▶ [SHORT PROBLEM] Drop every picture, then transcribe the remaining data exactly.

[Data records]
↓↓↓
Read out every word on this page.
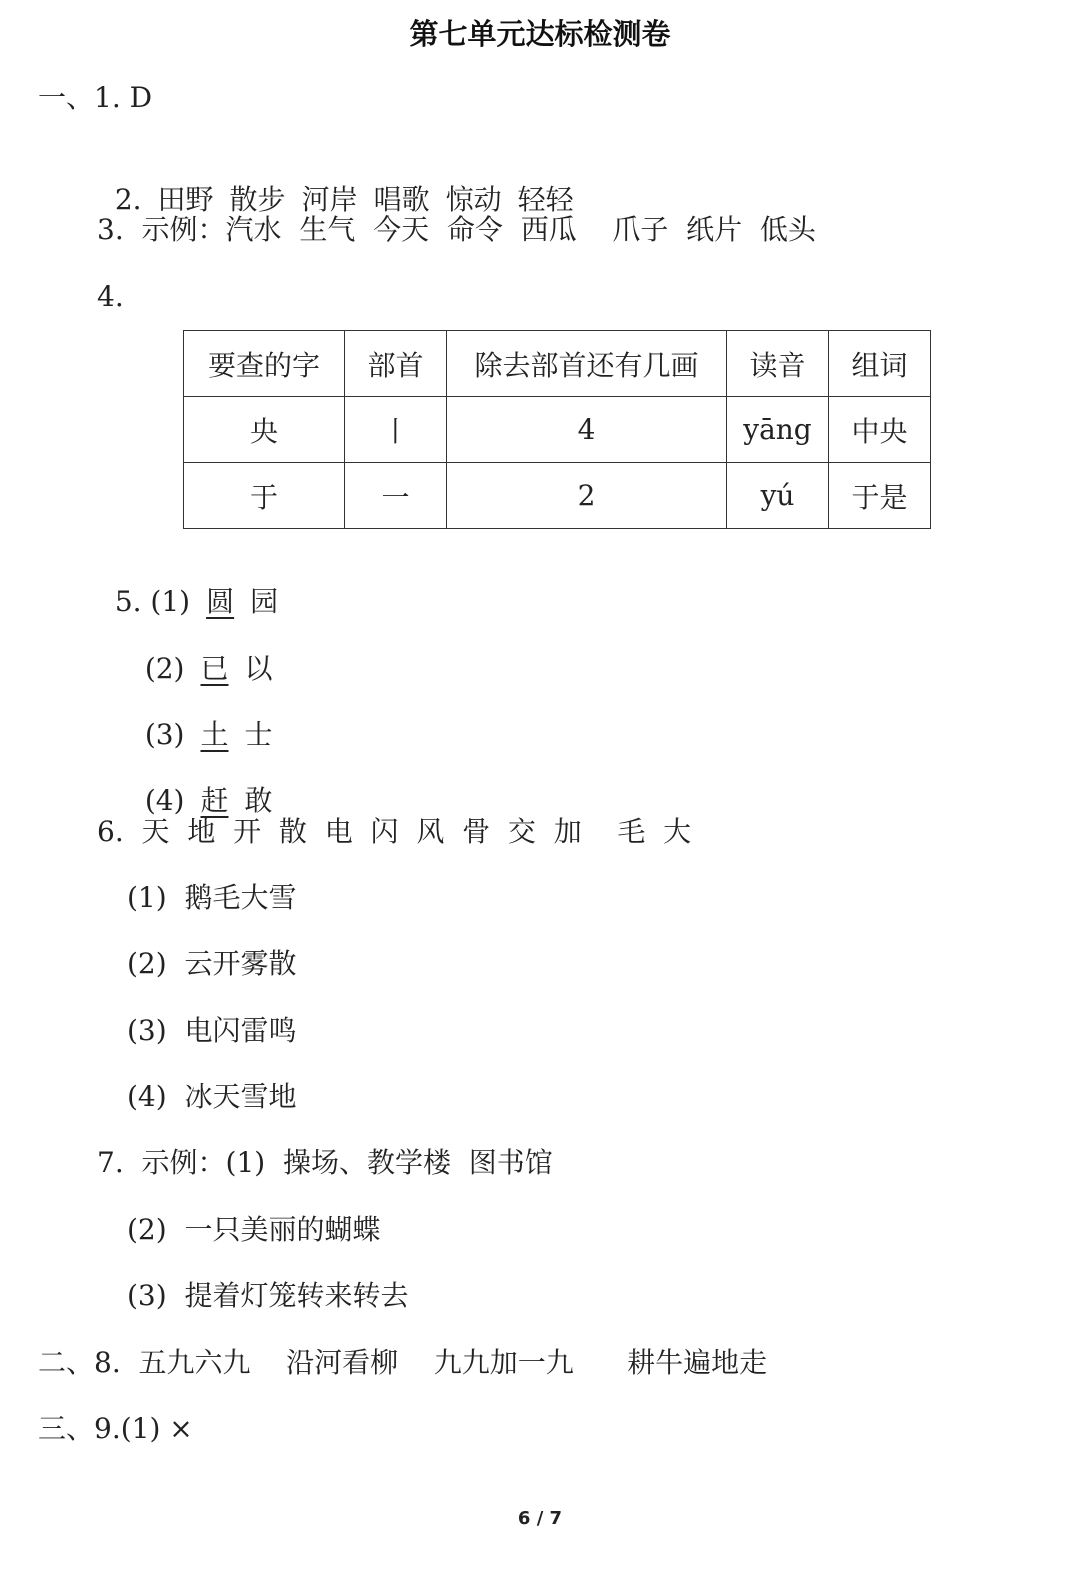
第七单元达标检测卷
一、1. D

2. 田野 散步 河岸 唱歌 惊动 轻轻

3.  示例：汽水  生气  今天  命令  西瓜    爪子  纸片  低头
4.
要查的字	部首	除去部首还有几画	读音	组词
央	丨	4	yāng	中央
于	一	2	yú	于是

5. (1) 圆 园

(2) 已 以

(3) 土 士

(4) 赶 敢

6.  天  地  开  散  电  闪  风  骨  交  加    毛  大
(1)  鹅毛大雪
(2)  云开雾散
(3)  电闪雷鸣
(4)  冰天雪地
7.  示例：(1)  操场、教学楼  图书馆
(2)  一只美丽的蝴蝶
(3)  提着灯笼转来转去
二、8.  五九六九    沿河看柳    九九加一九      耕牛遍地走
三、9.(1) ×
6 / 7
↑↑↑
▶ [ANSWER TO THE PROBLEM]
Read out every word on this page.
第七单元达标检测卷
一、1. D

2. 田野 散步 河岸 唱歌 惊动 轻轻

3.  示例：汽水  生气  今天  命令  西瓜    爪子  纸片  低头
4.
要查的字	部首	除去部首还有几画	读音	组词
央	丨	4	yāng	中央
于	一	2	yú	于是

5. (1) 圆 园

(2) 已 以

(3) 土 士

(4) 赶 敢

6.  天  地  开  散  电  闪  风  骨  交  加    毛  大
(1)  鹅毛大雪
(2)  云开雾散
(3)  电闪雷鸣
(4)  冰天雪地
7.  示例：(1)  操场、教学楼  图书馆
(2)  一只美丽的蝴蝶
(3)  提着灯笼转来转去
二、8.  五九六九    沿河看柳    九九加一九      耕牛遍地走
三、9.(1) ×
6 / 7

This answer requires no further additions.